§ Problem
Copy out every line of the material below word for word, leaving out the pictures.

- - - - - - -

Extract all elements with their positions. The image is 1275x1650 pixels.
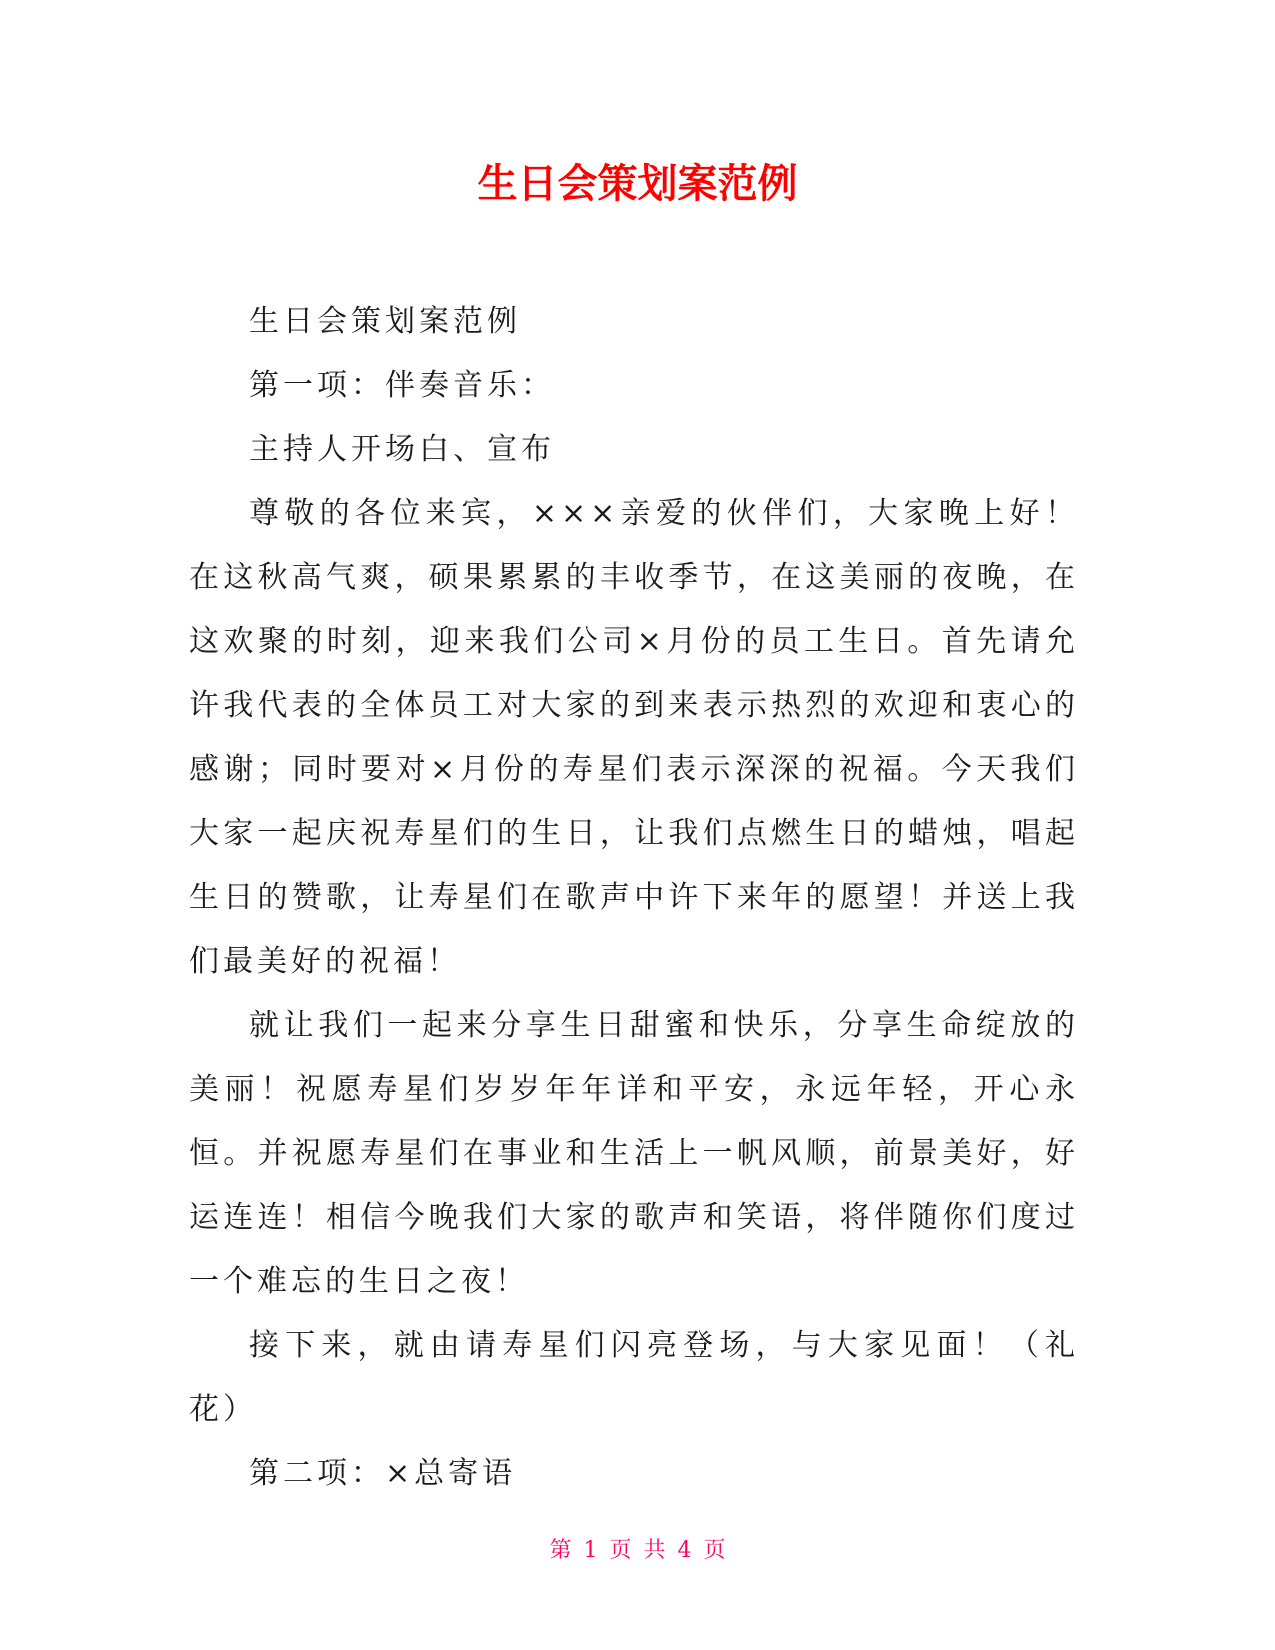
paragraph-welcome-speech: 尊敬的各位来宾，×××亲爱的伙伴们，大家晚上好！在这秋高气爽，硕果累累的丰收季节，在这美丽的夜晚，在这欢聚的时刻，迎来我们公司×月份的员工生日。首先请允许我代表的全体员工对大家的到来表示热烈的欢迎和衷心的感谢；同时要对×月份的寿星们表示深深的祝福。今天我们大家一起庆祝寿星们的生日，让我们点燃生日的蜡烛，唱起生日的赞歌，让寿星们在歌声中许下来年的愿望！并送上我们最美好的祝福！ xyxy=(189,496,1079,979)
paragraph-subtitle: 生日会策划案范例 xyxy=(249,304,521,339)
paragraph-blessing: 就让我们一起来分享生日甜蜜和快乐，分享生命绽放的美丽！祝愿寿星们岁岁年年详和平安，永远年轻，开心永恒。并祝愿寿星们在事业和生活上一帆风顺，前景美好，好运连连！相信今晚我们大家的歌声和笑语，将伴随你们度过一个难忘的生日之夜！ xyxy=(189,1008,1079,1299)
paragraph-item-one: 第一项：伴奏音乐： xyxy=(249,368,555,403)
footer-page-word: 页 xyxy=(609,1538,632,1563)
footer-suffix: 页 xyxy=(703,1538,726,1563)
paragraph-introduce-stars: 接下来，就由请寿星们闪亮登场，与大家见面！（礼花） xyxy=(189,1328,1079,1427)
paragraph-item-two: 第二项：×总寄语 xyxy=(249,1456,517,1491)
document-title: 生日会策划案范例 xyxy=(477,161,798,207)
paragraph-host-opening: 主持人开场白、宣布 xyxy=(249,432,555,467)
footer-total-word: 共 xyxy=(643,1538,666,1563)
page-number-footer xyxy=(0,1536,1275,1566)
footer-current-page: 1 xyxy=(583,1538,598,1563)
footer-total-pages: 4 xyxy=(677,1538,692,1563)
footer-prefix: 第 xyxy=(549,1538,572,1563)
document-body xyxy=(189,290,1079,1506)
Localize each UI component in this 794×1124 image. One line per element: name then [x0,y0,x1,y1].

- - - - - - -

§ Full solution
Extract all elements with their positions. The image is 1275x1650 pixels.
paragraph-welcome-speech: 尊敬的各位来宾，×××亲爱的伙伴们，大家晚上好！在这秋高气爽，硕果累累的丰收季节，在这美丽的夜晚，在这欢聚的时刻，迎来我们公司×月份的员工生日。首先请允许我代表的全体员工对大家的到来表示热烈的欢迎和衷心的感谢；同时要对×月份的寿星们表示深深的祝福。今天我们大家一起庆祝寿星们的生日，让我们点燃生日的蜡烛，唱起生日的赞歌，让寿星们在歌声中许下来年的愿望！并送上我们最美好的祝福！ xyxy=(189,496,1079,979)
paragraph-subtitle: 生日会策划案范例 xyxy=(249,304,521,339)
paragraph-blessing: 就让我们一起来分享生日甜蜜和快乐，分享生命绽放的美丽！祝愿寿星们岁岁年年详和平安，永远年轻，开心永恒。并祝愿寿星们在事业和生活上一帆风顺，前景美好，好运连连！相信今晚我们大家的歌声和笑语，将伴随你们度过一个难忘的生日之夜！ xyxy=(189,1008,1079,1299)
paragraph-item-one: 第一项：伴奏音乐： xyxy=(249,368,555,403)
footer-page-word: 页 xyxy=(609,1538,632,1563)
footer-suffix: 页 xyxy=(703,1538,726,1563)
paragraph-introduce-stars: 接下来，就由请寿星们闪亮登场，与大家见面！（礼花） xyxy=(189,1328,1079,1427)
paragraph-item-two: 第二项：×总寄语 xyxy=(249,1456,517,1491)
document-title: 生日会策划案范例 xyxy=(477,161,798,207)
paragraph-host-opening: 主持人开场白、宣布 xyxy=(249,432,555,467)
footer-total-word: 共 xyxy=(643,1538,666,1563)
page-number-footer xyxy=(0,1536,1275,1566)
footer-current-page: 1 xyxy=(583,1538,598,1563)
footer-total-pages: 4 xyxy=(677,1538,692,1563)
footer-prefix: 第 xyxy=(549,1538,572,1563)
document-body xyxy=(189,290,1079,1506)
Localize each UI component in this 794×1124 image. One line per element: name then [x0,y0,x1,y1].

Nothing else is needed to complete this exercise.